* [THE PROBLEM]
Below are the records; collect from them each line containing the string "icon".

-- start --

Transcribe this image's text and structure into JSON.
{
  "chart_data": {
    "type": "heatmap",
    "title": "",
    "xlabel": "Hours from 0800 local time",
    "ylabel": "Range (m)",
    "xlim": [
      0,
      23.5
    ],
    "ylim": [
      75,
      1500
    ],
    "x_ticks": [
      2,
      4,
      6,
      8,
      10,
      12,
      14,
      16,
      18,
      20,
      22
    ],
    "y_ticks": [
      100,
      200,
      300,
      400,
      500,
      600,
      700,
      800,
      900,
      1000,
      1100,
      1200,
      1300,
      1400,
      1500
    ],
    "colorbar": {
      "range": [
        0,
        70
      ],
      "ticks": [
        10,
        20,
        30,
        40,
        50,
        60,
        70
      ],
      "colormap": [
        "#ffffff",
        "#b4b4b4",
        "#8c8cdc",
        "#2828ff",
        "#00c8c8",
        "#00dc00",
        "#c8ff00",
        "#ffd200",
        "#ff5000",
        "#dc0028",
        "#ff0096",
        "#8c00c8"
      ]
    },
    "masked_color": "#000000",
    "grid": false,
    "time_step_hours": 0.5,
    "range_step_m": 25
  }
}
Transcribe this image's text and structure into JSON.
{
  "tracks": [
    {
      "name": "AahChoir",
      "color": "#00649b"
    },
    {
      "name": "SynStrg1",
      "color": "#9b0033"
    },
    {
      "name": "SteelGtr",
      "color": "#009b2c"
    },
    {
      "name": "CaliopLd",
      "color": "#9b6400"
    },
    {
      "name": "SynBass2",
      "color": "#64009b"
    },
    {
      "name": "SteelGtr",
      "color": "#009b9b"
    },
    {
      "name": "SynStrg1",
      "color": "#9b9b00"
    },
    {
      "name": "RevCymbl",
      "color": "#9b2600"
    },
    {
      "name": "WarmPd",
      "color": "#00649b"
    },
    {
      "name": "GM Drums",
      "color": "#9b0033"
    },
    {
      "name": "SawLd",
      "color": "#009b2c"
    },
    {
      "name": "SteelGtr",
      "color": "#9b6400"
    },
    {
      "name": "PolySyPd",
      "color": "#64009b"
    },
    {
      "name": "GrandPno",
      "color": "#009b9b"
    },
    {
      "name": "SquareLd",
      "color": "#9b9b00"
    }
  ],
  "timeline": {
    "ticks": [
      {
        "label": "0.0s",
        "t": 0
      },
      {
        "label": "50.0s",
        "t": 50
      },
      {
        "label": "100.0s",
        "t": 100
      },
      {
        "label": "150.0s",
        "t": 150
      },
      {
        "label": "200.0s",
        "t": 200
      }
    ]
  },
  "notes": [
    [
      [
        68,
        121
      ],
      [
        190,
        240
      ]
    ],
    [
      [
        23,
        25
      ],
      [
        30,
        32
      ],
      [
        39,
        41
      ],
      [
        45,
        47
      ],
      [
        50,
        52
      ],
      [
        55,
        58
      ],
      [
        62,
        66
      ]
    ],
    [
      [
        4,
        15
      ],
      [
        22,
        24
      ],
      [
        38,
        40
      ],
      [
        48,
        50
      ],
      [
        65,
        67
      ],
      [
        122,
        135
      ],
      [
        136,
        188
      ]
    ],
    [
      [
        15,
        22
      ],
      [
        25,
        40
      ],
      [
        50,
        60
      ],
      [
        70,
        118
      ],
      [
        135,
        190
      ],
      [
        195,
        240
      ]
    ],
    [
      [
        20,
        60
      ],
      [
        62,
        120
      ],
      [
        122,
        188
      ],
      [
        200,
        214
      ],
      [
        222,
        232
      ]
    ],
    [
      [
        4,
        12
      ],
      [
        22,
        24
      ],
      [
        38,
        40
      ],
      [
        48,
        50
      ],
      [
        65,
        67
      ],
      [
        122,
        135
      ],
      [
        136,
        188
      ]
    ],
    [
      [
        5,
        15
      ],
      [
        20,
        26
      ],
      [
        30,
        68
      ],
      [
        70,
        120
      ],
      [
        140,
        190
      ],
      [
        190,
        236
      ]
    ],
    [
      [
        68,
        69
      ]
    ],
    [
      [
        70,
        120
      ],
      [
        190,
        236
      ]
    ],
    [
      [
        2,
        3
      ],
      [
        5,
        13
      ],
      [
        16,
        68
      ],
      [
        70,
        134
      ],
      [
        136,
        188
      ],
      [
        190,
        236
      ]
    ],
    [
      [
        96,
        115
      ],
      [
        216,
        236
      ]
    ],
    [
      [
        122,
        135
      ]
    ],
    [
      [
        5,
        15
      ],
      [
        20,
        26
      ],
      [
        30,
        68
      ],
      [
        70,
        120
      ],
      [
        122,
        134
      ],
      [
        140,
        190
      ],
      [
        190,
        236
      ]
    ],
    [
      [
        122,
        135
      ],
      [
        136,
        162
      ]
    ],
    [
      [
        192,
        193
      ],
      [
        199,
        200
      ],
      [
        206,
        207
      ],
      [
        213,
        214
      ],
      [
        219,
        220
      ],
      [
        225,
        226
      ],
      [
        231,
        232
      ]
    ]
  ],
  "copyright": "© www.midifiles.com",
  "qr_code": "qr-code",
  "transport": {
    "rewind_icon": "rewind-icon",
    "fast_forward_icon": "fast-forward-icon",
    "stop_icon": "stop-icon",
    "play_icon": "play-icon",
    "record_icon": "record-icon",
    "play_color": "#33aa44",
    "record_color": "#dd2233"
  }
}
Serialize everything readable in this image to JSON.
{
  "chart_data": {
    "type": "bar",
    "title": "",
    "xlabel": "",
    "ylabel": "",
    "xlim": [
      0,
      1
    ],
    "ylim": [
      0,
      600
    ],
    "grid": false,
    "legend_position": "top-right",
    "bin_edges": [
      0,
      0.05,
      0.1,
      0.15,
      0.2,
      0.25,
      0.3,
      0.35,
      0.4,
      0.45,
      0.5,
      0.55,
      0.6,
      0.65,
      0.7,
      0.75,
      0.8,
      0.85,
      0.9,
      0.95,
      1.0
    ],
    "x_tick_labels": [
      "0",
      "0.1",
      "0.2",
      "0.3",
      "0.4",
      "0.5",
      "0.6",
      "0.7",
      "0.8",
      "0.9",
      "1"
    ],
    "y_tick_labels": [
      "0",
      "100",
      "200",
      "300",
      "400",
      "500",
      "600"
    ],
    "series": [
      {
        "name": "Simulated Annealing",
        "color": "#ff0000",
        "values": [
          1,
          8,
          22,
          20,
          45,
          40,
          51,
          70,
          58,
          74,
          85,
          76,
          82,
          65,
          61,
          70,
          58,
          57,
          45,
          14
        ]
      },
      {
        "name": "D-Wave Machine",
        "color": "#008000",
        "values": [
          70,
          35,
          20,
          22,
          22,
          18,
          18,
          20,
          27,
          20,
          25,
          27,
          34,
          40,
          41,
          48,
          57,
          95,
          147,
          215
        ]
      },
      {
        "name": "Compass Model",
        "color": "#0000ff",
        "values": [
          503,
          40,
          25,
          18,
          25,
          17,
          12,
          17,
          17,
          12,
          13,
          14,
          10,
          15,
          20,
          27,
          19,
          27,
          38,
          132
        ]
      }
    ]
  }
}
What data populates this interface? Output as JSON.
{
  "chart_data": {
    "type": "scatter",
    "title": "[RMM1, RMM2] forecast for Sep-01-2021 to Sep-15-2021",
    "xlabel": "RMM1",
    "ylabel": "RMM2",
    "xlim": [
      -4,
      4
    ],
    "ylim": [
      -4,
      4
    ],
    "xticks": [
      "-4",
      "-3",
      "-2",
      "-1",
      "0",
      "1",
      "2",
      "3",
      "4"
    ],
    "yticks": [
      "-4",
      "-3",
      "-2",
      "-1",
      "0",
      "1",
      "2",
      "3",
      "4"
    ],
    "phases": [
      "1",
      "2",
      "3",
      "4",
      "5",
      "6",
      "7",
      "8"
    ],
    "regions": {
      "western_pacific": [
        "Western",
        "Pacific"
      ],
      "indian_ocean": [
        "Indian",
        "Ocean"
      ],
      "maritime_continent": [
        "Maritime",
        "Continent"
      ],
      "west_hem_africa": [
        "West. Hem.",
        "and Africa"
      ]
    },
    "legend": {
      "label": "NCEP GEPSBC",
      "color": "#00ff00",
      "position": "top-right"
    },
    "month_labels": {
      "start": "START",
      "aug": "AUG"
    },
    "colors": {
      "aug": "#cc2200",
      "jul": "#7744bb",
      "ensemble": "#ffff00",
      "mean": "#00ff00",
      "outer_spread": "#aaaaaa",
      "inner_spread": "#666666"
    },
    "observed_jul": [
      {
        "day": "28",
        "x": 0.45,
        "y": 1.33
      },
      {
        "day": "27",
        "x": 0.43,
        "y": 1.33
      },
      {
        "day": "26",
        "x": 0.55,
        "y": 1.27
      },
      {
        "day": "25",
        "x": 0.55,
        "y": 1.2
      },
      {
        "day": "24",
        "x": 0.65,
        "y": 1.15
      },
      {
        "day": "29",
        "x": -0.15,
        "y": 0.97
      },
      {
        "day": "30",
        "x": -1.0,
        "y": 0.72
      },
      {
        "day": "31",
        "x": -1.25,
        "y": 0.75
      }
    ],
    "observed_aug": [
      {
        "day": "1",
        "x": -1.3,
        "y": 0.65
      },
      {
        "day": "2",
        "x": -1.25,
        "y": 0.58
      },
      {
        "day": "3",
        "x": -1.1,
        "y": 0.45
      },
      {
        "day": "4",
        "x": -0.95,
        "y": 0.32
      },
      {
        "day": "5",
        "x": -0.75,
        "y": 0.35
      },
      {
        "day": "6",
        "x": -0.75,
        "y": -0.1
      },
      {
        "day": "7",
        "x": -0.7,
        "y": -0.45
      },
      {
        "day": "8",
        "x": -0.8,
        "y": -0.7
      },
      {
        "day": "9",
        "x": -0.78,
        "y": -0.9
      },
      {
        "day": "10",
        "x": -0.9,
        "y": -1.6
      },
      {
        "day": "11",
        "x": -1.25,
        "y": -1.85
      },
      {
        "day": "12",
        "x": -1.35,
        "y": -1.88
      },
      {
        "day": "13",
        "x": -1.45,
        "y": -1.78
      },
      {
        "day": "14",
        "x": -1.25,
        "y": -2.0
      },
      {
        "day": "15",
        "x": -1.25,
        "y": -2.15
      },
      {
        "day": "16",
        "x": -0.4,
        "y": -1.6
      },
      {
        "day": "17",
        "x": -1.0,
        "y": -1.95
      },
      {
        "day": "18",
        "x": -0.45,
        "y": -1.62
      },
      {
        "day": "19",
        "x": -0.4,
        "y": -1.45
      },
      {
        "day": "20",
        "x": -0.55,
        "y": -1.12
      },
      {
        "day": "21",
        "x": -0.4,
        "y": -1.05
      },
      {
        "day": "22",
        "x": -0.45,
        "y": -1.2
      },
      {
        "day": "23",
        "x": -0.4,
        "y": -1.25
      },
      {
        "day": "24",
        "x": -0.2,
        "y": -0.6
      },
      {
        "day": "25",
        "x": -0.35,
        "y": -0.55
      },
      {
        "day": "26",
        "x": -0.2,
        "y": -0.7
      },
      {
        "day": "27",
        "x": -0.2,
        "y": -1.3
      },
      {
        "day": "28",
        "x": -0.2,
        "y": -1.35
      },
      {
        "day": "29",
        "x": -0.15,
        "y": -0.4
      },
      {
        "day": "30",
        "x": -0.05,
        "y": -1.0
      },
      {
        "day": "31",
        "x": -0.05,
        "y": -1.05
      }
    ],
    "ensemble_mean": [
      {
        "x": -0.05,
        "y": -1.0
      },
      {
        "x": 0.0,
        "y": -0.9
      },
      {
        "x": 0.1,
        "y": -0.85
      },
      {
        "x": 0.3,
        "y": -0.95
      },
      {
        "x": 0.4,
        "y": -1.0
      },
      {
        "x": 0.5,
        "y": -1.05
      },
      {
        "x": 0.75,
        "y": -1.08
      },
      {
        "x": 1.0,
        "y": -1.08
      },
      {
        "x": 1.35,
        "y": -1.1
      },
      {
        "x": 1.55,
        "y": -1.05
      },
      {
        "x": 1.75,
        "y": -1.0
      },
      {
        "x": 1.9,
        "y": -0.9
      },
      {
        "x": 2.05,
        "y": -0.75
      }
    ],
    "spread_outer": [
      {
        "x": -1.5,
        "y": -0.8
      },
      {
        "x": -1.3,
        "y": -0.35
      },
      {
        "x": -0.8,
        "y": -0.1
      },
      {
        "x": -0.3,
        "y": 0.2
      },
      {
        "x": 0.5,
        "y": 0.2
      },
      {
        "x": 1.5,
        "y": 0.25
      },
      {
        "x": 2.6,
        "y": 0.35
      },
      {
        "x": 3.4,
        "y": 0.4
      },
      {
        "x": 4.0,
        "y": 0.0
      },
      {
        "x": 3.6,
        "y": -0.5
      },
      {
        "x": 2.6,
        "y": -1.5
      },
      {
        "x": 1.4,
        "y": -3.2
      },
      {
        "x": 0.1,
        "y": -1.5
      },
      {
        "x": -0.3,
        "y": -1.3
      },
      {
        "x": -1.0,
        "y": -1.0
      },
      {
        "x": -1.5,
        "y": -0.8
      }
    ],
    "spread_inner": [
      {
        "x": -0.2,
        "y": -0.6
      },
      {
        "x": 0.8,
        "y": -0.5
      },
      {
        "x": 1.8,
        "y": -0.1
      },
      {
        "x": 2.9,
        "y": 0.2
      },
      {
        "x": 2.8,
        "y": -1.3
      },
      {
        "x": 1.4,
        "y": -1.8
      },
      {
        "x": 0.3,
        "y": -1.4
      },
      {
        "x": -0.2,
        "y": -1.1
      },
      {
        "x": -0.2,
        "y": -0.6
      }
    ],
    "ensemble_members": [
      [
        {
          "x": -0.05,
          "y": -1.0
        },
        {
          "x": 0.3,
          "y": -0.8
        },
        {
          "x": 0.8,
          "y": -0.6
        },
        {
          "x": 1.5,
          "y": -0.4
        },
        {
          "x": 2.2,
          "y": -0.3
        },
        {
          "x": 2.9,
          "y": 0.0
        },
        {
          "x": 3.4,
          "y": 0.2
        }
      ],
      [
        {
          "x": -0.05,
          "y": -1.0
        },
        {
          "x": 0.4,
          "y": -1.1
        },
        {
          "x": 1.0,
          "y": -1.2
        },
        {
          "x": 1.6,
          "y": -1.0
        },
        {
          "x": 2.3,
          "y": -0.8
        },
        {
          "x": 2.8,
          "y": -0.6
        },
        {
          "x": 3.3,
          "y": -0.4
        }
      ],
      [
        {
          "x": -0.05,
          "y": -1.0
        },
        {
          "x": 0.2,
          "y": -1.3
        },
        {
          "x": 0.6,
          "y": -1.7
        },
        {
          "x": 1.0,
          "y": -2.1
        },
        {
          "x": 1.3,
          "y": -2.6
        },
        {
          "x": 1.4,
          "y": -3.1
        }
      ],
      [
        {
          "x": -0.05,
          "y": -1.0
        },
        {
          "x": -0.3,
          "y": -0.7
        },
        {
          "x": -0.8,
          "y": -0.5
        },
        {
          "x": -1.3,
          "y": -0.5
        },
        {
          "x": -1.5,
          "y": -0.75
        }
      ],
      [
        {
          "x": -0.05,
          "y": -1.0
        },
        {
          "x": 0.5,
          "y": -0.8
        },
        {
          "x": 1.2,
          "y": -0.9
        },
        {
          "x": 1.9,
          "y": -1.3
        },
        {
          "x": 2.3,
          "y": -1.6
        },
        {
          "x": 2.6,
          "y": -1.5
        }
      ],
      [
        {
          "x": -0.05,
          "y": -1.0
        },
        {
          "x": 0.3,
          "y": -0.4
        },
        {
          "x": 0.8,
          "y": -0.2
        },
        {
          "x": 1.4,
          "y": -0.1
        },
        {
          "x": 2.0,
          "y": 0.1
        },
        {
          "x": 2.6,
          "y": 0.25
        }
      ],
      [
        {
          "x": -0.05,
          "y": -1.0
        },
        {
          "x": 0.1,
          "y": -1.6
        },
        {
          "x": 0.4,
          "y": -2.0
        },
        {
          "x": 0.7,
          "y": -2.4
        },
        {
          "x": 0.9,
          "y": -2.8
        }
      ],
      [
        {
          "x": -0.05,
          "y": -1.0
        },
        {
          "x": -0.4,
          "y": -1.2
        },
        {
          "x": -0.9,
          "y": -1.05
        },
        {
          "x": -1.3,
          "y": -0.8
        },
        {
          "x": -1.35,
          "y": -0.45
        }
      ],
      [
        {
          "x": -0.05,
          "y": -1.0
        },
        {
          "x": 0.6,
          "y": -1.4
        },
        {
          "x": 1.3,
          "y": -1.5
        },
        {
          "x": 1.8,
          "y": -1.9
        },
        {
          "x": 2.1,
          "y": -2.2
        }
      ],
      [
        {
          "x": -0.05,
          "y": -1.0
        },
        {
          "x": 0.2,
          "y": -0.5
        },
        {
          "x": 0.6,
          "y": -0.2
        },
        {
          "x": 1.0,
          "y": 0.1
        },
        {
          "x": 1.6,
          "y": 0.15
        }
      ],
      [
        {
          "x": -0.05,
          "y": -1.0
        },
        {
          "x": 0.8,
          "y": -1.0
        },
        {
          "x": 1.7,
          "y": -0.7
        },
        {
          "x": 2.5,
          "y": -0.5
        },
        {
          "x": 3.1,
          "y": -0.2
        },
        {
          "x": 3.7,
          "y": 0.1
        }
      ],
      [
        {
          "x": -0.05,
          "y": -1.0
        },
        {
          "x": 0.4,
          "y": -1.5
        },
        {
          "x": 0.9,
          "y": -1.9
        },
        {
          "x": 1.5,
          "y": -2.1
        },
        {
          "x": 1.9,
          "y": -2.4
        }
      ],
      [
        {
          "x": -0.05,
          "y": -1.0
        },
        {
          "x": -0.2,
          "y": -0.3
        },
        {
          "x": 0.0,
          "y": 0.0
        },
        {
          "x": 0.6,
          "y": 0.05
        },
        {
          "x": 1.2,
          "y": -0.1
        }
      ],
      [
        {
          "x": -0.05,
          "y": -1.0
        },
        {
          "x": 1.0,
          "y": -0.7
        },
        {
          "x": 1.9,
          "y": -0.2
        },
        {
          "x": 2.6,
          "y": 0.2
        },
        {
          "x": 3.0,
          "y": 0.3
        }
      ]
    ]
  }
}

-- end --

* [TASK RESPONSE]
    "rewind_icon": "rewind-icon",
    "fast_forward_icon": "fast-forward-icon",
    "stop_icon": "stop-icon",
    "play_icon": "play-icon",
    "record_icon": "record-icon",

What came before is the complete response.